▸ **What to work on**
Narrow the data below down to the lines containing "элемента".

▸ **Source data**
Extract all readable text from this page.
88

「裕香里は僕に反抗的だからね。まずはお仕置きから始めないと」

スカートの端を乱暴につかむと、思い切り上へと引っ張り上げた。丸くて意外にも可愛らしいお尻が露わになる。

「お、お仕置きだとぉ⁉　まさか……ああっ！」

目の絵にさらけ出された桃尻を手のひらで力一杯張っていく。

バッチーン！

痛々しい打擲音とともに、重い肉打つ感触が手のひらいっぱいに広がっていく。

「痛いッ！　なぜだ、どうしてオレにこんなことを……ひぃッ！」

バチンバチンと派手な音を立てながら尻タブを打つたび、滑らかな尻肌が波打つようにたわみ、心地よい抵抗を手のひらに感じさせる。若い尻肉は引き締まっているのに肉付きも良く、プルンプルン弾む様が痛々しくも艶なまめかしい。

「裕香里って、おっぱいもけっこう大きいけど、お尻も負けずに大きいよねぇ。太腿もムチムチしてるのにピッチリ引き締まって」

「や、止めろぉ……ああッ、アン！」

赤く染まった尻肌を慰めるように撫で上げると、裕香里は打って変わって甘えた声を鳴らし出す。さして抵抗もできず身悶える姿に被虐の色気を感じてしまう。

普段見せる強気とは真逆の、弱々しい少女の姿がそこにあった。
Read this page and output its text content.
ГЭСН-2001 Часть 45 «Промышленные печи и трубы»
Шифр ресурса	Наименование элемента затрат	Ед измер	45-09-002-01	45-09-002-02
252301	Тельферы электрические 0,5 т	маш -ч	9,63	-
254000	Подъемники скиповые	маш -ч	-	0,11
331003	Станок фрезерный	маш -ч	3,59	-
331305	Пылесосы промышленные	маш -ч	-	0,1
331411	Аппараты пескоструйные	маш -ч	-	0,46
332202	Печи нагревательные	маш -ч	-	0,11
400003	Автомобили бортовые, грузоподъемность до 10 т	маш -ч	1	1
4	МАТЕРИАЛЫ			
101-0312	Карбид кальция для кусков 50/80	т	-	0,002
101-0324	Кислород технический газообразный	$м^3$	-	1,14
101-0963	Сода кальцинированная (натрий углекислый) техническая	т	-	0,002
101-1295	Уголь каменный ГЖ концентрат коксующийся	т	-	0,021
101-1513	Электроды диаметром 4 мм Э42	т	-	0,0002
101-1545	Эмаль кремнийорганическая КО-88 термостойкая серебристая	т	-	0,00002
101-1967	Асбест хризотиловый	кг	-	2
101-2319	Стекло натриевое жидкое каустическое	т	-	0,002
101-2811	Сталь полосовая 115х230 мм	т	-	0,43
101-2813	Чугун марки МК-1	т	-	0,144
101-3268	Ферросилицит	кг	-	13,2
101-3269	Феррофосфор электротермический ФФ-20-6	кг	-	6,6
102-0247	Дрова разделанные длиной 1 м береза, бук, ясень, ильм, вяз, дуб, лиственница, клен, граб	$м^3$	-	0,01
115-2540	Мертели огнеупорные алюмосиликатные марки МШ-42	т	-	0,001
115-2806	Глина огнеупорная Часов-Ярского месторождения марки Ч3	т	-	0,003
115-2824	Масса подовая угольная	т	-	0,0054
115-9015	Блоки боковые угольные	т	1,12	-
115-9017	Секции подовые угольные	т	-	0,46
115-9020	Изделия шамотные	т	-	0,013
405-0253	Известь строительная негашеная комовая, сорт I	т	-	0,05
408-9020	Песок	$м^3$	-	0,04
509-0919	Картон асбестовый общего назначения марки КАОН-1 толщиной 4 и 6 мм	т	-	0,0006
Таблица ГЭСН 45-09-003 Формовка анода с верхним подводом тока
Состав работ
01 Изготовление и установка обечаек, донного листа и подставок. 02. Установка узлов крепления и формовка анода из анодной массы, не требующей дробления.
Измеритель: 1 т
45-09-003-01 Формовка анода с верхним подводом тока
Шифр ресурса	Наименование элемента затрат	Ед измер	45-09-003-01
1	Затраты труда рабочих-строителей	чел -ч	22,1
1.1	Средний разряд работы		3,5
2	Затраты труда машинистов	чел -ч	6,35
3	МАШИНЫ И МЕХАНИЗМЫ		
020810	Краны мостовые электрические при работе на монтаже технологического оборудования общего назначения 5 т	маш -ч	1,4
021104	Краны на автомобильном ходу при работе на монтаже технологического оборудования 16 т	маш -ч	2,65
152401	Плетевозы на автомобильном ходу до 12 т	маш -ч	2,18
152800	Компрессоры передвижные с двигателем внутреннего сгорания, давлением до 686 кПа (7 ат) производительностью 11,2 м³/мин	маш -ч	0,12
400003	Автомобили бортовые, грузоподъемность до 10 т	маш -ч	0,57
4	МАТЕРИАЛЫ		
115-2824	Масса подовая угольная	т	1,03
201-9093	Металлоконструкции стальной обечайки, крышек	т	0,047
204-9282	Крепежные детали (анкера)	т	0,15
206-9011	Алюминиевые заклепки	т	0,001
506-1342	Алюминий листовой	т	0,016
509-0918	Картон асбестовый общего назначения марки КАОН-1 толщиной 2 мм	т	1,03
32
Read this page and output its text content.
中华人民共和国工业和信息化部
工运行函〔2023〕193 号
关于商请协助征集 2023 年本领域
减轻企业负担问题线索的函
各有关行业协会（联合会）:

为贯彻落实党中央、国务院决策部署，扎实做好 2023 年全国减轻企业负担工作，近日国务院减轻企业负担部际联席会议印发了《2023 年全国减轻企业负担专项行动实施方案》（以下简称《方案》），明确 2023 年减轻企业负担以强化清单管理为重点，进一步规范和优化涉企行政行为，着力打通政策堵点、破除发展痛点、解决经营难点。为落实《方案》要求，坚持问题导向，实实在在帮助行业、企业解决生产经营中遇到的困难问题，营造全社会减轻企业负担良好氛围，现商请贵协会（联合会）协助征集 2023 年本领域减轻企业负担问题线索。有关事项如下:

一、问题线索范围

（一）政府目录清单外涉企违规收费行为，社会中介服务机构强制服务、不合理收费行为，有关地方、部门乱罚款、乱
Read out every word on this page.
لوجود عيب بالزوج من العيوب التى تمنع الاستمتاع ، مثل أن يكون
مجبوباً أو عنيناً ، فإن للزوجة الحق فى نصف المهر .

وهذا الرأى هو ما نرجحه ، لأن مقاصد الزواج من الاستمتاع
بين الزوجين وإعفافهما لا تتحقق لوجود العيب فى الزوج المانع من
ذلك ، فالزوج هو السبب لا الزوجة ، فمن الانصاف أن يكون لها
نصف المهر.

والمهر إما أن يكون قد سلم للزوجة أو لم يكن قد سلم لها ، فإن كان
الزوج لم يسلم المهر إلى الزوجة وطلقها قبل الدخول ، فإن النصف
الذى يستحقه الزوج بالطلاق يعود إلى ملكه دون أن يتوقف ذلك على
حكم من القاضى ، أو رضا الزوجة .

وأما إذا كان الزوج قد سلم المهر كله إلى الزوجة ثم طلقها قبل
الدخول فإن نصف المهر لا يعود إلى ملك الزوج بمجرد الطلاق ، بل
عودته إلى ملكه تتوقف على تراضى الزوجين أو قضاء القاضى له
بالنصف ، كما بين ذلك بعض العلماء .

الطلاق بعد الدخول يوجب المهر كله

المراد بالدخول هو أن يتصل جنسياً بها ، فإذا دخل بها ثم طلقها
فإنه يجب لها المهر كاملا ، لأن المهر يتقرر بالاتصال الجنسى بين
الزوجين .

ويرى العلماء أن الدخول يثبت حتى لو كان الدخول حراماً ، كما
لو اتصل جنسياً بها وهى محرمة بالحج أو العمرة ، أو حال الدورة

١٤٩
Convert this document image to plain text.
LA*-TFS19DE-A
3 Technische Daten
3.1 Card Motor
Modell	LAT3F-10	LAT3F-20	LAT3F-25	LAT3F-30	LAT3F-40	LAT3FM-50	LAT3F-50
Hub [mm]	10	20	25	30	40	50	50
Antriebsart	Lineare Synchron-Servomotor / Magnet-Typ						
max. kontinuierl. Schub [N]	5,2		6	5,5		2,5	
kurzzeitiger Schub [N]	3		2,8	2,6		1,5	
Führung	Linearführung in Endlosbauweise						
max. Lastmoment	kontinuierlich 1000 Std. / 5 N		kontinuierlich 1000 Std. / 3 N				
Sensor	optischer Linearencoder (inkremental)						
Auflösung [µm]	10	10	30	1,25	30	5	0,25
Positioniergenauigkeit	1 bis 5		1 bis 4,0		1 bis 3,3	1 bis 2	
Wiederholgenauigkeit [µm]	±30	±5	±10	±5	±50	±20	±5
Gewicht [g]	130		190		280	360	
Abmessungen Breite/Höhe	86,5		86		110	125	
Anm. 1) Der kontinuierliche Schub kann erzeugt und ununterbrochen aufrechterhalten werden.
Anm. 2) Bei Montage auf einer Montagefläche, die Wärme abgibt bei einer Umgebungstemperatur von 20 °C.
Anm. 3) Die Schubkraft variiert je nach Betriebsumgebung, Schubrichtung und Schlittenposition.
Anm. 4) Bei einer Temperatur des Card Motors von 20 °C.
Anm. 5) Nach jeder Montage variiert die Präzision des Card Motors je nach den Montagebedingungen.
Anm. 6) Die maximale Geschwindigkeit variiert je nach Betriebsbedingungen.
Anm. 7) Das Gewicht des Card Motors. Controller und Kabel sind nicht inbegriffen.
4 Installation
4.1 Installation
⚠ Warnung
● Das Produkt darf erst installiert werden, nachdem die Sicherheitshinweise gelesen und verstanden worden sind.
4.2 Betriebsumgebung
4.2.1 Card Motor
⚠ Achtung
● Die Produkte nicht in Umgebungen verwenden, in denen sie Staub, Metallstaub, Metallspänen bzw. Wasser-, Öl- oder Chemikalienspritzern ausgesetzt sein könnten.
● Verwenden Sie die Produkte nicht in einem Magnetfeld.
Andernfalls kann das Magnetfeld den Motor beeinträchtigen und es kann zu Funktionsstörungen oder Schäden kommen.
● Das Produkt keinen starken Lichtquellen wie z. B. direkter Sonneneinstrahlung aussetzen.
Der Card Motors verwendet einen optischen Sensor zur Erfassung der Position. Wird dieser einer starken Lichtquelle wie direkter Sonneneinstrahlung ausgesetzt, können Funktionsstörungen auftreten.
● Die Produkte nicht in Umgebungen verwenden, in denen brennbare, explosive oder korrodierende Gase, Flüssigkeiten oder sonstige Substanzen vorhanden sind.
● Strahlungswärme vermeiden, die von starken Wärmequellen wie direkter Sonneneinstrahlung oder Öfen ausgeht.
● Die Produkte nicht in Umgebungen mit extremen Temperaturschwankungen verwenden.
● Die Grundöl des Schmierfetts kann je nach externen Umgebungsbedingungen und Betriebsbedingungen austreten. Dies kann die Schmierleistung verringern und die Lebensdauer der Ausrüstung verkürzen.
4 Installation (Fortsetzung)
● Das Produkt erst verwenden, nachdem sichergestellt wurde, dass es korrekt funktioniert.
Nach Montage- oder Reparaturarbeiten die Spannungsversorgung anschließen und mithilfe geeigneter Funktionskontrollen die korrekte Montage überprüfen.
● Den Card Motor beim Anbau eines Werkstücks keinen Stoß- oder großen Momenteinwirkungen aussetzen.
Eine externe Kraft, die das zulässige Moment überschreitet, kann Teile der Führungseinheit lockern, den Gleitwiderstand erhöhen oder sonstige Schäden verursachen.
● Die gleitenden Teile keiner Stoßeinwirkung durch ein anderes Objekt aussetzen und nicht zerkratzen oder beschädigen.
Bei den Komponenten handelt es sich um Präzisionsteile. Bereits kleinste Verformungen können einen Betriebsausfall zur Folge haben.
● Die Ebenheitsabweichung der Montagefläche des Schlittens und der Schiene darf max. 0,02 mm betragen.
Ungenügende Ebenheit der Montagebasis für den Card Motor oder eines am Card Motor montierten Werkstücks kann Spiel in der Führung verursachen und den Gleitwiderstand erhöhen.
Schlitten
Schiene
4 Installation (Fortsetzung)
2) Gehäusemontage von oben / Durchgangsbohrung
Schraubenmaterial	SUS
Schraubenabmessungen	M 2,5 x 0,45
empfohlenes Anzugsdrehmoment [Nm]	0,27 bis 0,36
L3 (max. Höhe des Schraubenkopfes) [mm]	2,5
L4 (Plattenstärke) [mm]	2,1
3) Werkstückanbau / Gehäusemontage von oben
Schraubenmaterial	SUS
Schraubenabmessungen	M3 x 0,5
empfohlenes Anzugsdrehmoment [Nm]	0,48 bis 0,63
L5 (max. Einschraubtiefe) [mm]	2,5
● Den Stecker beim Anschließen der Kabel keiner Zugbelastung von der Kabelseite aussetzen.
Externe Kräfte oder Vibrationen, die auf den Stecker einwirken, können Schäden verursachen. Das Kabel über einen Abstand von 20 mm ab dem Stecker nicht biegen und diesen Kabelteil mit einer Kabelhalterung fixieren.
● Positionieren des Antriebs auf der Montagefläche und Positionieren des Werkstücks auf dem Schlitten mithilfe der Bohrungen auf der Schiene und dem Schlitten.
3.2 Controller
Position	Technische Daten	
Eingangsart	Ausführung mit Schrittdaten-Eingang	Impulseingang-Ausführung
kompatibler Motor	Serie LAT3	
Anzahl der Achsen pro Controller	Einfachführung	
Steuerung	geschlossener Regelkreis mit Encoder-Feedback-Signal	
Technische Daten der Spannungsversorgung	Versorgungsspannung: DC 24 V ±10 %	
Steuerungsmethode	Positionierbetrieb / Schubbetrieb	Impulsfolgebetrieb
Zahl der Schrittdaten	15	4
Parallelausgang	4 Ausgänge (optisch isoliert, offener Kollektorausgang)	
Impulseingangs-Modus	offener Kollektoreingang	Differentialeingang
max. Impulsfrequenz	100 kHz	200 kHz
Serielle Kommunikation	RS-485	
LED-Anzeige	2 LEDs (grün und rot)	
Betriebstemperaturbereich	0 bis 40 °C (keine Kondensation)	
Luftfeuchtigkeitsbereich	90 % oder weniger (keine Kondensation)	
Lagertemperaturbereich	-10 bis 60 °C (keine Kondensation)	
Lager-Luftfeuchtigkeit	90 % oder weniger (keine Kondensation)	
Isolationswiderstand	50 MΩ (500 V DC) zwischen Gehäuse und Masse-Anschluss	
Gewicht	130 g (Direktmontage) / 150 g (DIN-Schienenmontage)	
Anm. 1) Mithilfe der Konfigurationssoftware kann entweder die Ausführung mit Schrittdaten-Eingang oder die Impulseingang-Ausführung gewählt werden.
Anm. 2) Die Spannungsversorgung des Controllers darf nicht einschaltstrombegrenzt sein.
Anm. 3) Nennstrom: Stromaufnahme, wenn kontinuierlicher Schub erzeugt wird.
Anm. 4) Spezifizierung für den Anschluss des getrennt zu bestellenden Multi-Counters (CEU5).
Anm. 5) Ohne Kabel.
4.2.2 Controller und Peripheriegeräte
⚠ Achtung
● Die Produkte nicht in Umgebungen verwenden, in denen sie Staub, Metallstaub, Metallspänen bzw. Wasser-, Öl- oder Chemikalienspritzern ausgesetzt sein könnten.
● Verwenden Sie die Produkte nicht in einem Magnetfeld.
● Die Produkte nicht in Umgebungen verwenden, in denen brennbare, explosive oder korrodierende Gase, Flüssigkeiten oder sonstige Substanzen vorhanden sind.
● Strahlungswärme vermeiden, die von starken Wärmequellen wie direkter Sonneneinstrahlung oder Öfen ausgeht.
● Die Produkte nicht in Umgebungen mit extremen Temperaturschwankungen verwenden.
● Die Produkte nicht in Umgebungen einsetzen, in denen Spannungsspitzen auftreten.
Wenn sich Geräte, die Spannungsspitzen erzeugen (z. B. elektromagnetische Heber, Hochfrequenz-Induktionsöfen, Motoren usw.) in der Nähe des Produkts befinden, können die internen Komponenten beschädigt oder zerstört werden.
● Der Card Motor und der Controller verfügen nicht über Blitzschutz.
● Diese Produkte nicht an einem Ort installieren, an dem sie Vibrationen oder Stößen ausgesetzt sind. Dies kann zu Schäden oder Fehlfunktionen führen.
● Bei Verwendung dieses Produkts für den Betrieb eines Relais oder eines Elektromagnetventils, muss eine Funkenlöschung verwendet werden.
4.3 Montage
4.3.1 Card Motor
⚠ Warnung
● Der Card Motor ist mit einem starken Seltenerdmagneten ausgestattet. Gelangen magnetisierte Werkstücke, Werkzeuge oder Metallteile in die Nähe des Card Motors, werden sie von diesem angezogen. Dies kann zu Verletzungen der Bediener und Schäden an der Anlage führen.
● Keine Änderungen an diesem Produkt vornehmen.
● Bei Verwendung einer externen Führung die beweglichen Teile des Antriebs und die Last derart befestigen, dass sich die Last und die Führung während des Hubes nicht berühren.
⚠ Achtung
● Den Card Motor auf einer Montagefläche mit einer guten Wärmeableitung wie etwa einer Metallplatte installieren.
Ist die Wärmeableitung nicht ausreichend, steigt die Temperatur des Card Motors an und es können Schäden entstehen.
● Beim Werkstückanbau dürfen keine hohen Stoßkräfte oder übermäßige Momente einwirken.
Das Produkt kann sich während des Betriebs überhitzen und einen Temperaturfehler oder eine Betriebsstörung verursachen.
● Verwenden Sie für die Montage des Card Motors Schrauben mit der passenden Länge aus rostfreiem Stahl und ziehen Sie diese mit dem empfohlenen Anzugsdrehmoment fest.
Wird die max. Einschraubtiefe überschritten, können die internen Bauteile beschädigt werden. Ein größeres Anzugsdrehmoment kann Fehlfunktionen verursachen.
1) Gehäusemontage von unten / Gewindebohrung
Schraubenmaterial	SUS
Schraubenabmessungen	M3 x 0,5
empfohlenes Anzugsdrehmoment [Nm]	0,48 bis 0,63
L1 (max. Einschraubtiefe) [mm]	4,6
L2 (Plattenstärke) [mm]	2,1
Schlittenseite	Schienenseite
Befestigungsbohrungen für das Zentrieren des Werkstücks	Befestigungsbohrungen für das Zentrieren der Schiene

▸ **Complete answer**
Шифр ресурса	Наименование элемента затрат	Ед измер	45-09-002-01	45-09-002-02
Шифр ресурса	Наименование элемента затрат	Ед измер	45-09-003-01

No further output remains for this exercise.